-- START OF Records to use --
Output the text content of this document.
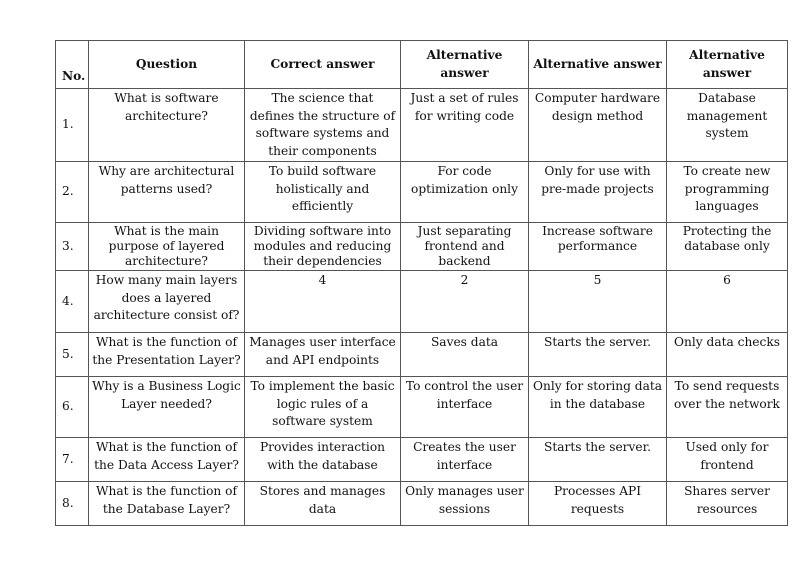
No.	Question	Correct answer	Alternative answer	Alternative answer	Alternative answer
1.	What is software architecture?	The science that defines the structure of software systems and their components	Just a set of rules for writing code	Computer hardware design method	Database management system
2.	Why are architectural patterns used?	To build software holistically and efficiently	For code optimization only	Only for use with pre-made projects	To create new programming languages
3.	What is the main purpose of layered architecture?	Dividing software into modules and reducing their dependencies	Just separating frontend and backend	Increase software performance	Protecting the database only
4.	How many main layers does a layered architecture consist of?	4	2	5	6
5.	What is the function of the Presentation Layer?	Manages user interface and API endpoints	Saves data	Starts the server.	Only data checks
6.	Why is a Business Logic Layer needed?	To implement the basic logic rules of a software system	To control the user interface	Only for storing data in the database	To send requests over the network
7.	What is the function of the Data Access Layer?	Provides interaction with the database	Creates the user interface	Starts the server.	Used only for frontend
8.	What is the function of the Database Layer?	Stores and manages data	Only manages user sessions	Processes API requests	Shares server resources
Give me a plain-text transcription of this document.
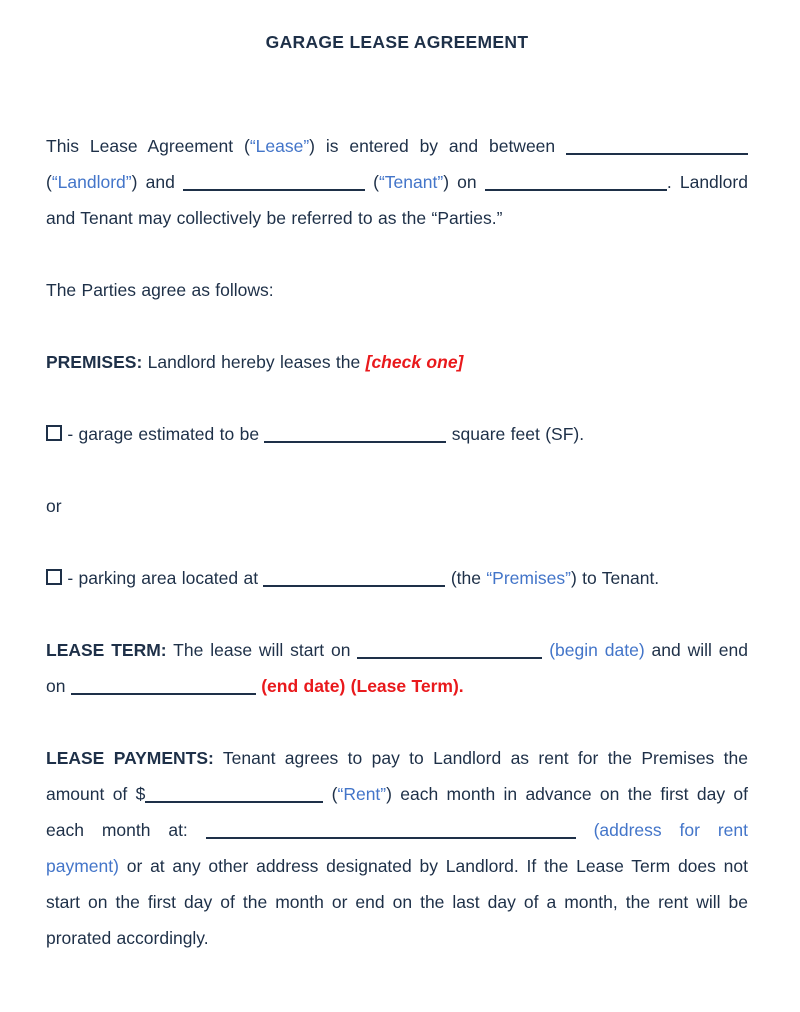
GARAGE LEASE AGREEMENT

This Lease Agreement (“Lease”) is entered by and between  (“Landlord”) and	(“Tenant”) on	. Landlord and Tenant may collectively be referred to as the “Parties.”

The Parties agree as follows:

PREMISES: Landlord hereby leases the [check one]

- garage estimated to be	square feet (SF).

or

- parking area located at	(the “Premises”) to Tenant.

LEASE TERM: The lease will start on	(begin date) and will end on	(end date) (Lease Term).

LEASE PAYMENTS: Tenant agrees to pay to Landlord as rent for the Premises the amount of $	(“Rent”) each month in advance on the first day of each month at:	(address for rent payment) or at any other address designated by Landlord. If the Lease Term does not start on the first day of the month or end on the last day of a month, the rent will be prorated accordingly.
-- END OF Records to use --
Requirement: Leave out the pictures, and give all the records again exactly.

Complete response:
Output the text content of this document.
No.	Question	Correct answer	Alternative answer	Alternative answer	Alternative answer
1.	What is software architecture?	The science that defines the structure of software systems and their components	Just a set of rules for writing code	Computer hardware design method	Database management system
2.	Why are architectural patterns used?	To build software holistically and efficiently	For code optimization only	Only for use with pre-made projects	To create new programming languages
3.	What is the main purpose of layered architecture?	Dividing software into modules and reducing their dependencies	Just separating frontend and backend	Increase software performance	Protecting the database only
4.	How many main layers does a layered architecture consist of?	4	2	5	6
5.	What is the function of the Presentation Layer?	Manages user interface and API endpoints	Saves data	Starts the server.	Only data checks
6.	Why is a Business Logic Layer needed?	To implement the basic logic rules of a software system	To control the user interface	Only for storing data in the database	To send requests over the network
7.	What is the function of the Data Access Layer?	Provides interaction with the database	Creates the user interface	Starts the server.	Used only for frontend
8.	What is the function of the Database Layer?	Stores and manages data	Only manages user sessions	Processes API requests	Shares server resources
Give me a plain-text transcription of this document.
GARAGE LEASE AGREEMENT

This Lease Agreement (“Lease”) is entered by and between  (“Landlord”) and	(“Tenant”) on	. Landlord and Tenant may collectively be referred to as the “Parties.”

The Parties agree as follows:

PREMISES: Landlord hereby leases the [check one]

- garage estimated to be	square feet (SF).

or

- parking area located at	(the “Premises”) to Tenant.

LEASE TERM: The lease will start on	(begin date) and will end on	(end date) (Lease Term).

LEASE PAYMENTS: Tenant agrees to pay to Landlord as rent for the Premises the amount of $	(“Rent”) each month in advance on the first day of each month at:	(address for rent payment) or at any other address designated by Landlord. If the Lease Term does not start on the first day of the month or end on the last day of a month, the rent will be prorated accordingly.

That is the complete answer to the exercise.